"""
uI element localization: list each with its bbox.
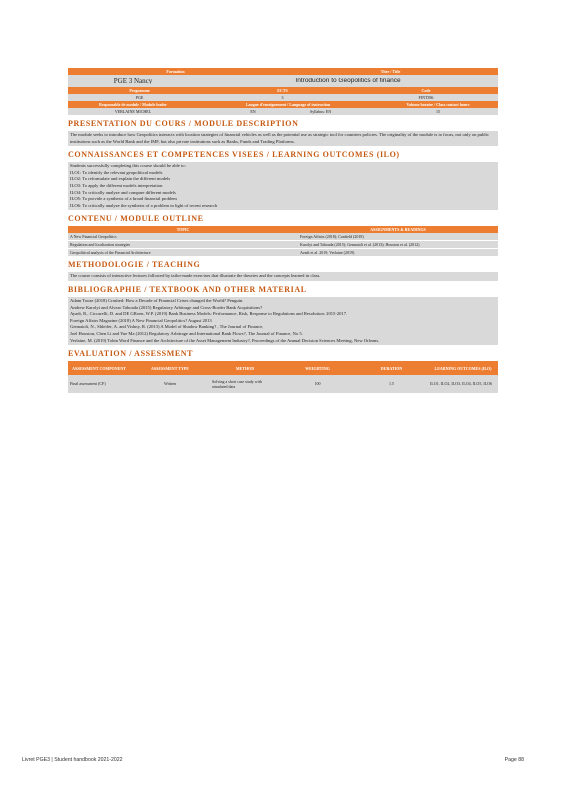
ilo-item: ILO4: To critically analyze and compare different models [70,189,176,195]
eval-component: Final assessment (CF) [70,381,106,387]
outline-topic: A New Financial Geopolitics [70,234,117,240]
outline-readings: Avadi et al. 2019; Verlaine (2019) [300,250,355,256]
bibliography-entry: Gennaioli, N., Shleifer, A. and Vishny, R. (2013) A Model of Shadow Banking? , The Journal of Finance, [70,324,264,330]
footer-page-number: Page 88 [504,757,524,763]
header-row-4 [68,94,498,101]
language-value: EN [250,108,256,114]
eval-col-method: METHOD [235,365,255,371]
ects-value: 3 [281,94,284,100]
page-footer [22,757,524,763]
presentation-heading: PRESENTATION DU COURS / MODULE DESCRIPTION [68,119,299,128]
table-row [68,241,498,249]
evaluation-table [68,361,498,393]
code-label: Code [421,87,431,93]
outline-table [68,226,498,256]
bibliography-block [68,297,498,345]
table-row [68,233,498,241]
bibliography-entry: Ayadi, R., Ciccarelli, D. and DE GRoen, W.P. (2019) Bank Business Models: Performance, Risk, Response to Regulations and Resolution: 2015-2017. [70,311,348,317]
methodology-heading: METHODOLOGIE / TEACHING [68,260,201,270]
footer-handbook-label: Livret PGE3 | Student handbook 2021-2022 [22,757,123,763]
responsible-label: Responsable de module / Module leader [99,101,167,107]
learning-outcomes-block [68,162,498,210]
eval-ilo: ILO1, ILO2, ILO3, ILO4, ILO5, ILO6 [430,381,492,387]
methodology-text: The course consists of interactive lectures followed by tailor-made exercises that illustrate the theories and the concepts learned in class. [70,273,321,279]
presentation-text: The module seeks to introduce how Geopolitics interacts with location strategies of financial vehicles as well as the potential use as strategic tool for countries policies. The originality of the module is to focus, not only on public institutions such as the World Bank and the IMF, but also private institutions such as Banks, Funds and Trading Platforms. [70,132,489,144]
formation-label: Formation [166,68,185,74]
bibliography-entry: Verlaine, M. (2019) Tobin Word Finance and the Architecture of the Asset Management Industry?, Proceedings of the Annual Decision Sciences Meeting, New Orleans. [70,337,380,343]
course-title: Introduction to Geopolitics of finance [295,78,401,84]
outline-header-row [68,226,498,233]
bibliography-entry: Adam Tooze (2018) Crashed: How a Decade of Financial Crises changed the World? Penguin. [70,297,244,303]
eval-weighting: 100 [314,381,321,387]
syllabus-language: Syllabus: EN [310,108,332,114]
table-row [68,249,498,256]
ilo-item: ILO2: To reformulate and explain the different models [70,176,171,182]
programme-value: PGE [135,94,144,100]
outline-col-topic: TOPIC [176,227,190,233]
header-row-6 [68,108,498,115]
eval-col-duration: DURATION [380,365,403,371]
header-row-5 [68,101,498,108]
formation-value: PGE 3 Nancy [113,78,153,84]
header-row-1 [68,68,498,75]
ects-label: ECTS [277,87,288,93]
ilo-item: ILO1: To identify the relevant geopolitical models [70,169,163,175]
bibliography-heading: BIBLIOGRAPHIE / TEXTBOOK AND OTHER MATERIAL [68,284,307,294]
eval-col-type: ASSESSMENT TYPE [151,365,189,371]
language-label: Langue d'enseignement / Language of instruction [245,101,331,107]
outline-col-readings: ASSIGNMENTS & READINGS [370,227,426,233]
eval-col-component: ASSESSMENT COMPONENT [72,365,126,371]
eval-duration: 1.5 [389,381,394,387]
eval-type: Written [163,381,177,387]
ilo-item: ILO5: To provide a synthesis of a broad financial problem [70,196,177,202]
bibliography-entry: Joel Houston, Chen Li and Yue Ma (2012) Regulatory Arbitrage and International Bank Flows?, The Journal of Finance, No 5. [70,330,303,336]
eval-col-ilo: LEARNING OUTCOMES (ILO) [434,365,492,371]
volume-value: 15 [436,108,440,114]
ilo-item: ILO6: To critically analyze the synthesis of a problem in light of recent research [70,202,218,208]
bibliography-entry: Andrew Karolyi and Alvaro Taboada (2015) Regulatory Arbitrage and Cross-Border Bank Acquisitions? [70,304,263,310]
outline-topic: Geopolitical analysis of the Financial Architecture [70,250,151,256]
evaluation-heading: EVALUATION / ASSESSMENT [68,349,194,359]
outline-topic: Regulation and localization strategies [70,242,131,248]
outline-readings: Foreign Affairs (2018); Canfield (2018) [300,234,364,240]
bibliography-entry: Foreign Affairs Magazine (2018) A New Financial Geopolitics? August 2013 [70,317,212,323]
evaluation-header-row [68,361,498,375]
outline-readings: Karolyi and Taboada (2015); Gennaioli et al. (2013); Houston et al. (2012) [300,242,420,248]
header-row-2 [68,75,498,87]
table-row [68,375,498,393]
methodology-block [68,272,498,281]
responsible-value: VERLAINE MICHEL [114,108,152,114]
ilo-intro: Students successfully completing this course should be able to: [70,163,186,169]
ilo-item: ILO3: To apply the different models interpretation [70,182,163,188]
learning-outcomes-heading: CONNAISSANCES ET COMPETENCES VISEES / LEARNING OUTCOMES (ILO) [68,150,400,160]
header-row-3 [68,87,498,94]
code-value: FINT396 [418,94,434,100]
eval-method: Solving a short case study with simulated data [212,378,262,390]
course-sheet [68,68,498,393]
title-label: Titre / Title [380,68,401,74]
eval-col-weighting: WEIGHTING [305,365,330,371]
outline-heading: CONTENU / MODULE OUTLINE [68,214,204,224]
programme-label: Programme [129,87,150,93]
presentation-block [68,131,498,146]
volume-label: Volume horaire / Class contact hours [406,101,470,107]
"""
### Job
Please give the material above again with "bibliography-entry" swapped for "reference-entry" wherever it occurs, keeping everything else unchanged. Leave the pictures out of your answer.

### Task result
uI element localization: list each with its bbox.
ilo-item: ILO4: To critically analyze and compare different models [70,189,176,195]
eval-component: Final assessment (CF) [70,381,106,387]
outline-topic: A New Financial Geopolitics [70,234,117,240]
outline-readings: Avadi et al. 2019; Verlaine (2019) [300,250,355,256]
reference-entry: Gennaioli, N., Shleifer, A. and Vishny, R. (2013) A Model of Shadow Banking? , The Journal of Finance, [70,324,264,330]
footer-page-number: Page 88 [504,757,524,763]
header-row-4 [68,94,498,101]
language-value: EN [250,108,256,114]
eval-col-method: METHOD [235,365,255,371]
ects-value: 3 [281,94,284,100]
page-footer [22,757,524,763]
presentation-heading: PRESENTATION DU COURS / MODULE DESCRIPTION [68,119,299,128]
table-row [68,241,498,249]
evaluation-table [68,361,498,393]
code-label: Code [421,87,431,93]
outline-table [68,226,498,256]
bibliography-block [68,297,498,345]
table-row [68,233,498,241]
reference-entry: Ayadi, R., Ciccarelli, D. and DE GRoen, W.P. (2019) Bank Business Models: Performance, Risk, Response to Regulations and Resolution: 2015-2017. [70,311,348,317]
methodology-heading: METHODOLOGIE / TEACHING [68,260,201,270]
footer-handbook-label: Livret PGE3 | Student handbook 2021-2022 [22,757,123,763]
responsible-label: Responsable de module / Module leader [99,101,167,107]
learning-outcomes-block [68,162,498,210]
eval-ilo: ILO1, ILO2, ILO3, ILO4, ILO5, ILO6 [430,381,492,387]
methodology-text: The course consists of interactive lectures followed by tailor-made exercises that illustrate the theories and the concepts learned in class. [70,273,321,279]
presentation-text: The module seeks to introduce how Geopolitics interacts with location strategies of financial vehicles as well as the potential use as strategic tool for countries policies. The originality of the module is to focus, not only on public institutions such as the World Bank and the IMF, but also private institutions such as Banks, Funds and Trading Platforms. [70,132,489,144]
formation-label: Formation [166,68,185,74]
reference-entry: Verlaine, M. (2019) Tobin Word Finance and the Architecture of the Asset Management Industry?, Proceedings of the Annual Decision Sciences Meeting, New Orleans. [70,337,380,343]
course-title: Introduction to Geopolitics of finance [295,78,401,84]
outline-header-row [68,226,498,233]
reference-entry: Adam Tooze (2018) Crashed: How a Decade of Financial Crises changed the World? Penguin. [70,297,244,303]
eval-weighting: 100 [314,381,321,387]
syllabus-language: Syllabus: EN [310,108,332,114]
table-row [68,249,498,256]
ilo-item: ILO2: To reformulate and explain the different models [70,176,171,182]
programme-value: PGE [135,94,144,100]
outline-col-topic: TOPIC [176,227,190,233]
header-row-6 [68,108,498,115]
eval-col-duration: DURATION [380,365,403,371]
header-row-5 [68,101,498,108]
formation-value: PGE 3 Nancy [113,78,153,84]
header-row-1 [68,68,498,75]
ects-label: ECTS [277,87,288,93]
ilo-item: ILO1: To identify the relevant geopolitical models [70,169,163,175]
bibliography-heading: BIBLIOGRAPHIE / TEXTBOOK AND OTHER MATERIAL [68,284,307,294]
eval-col-type: ASSESSMENT TYPE [151,365,189,371]
language-label: Langue d'enseignement / Language of instruction [245,101,331,107]
outline-col-readings: ASSIGNMENTS & READINGS [370,227,426,233]
eval-col-component: ASSESSMENT COMPONENT [72,365,126,371]
eval-duration: 1.5 [389,381,394,387]
eval-type: Written [163,381,177,387]
ilo-item: ILO5: To provide a synthesis of a broad financial problem [70,196,177,202]
reference-entry: Joel Houston, Chen Li and Yue Ma (2012) Regulatory Arbitrage and International Bank Flows?, The Journal of Finance, No 5. [70,330,303,336]
eval-col-ilo: LEARNING OUTCOMES (ILO) [434,365,492,371]
volume-value: 15 [436,108,440,114]
ilo-item: ILO6: To critically analyze the synthesis of a problem in light of recent research [70,202,218,208]
reference-entry: Andrew Karolyi and Alvaro Taboada (2015) Regulatory Arbitrage and Cross-Border Bank Acquisitions? [70,304,263,310]
outline-topic: Geopolitical analysis of the Financial Architecture [70,250,151,256]
evaluation-heading: EVALUATION / ASSESSMENT [68,349,194,359]
outline-topic: Regulation and localization strategies [70,242,131,248]
outline-readings: Foreign Affairs (2018); Canfield (2018) [300,234,364,240]
reference-entry: Foreign Affairs Magazine (2018) A New Financial Geopolitics? August 2013 [70,317,212,323]
evaluation-header-row [68,361,498,375]
outline-readings: Karolyi and Taboada (2015); Gennaioli et al. (2013); Houston et al. (2012) [300,242,420,248]
header-row-2 [68,75,498,87]
table-row [68,375,498,393]
methodology-block [68,272,498,281]
responsible-value: VERLAINE MICHEL [114,108,152,114]
ilo-intro: Students successfully completing this course should be able to: [70,163,186,169]
ilo-item: ILO3: To apply the different models interpretation [70,182,163,188]
learning-outcomes-heading: CONNAISSANCES ET COMPETENCES VISEES / LEARNING OUTCOMES (ILO) [68,150,400,160]
header-row-3 [68,87,498,94]
code-value: FINT396 [418,94,434,100]
eval-method: Solving a short case study with simulated data [212,378,262,390]
course-sheet [68,68,498,393]
title-label: Titre / Title [380,68,401,74]
eval-col-weighting: WEIGHTING [305,365,330,371]
outline-heading: CONTENU / MODULE OUTLINE [68,214,204,224]
programme-label: Programme [129,87,150,93]
presentation-block [68,131,498,146]
volume-label: Volume horaire / Class contact hours [406,101,470,107]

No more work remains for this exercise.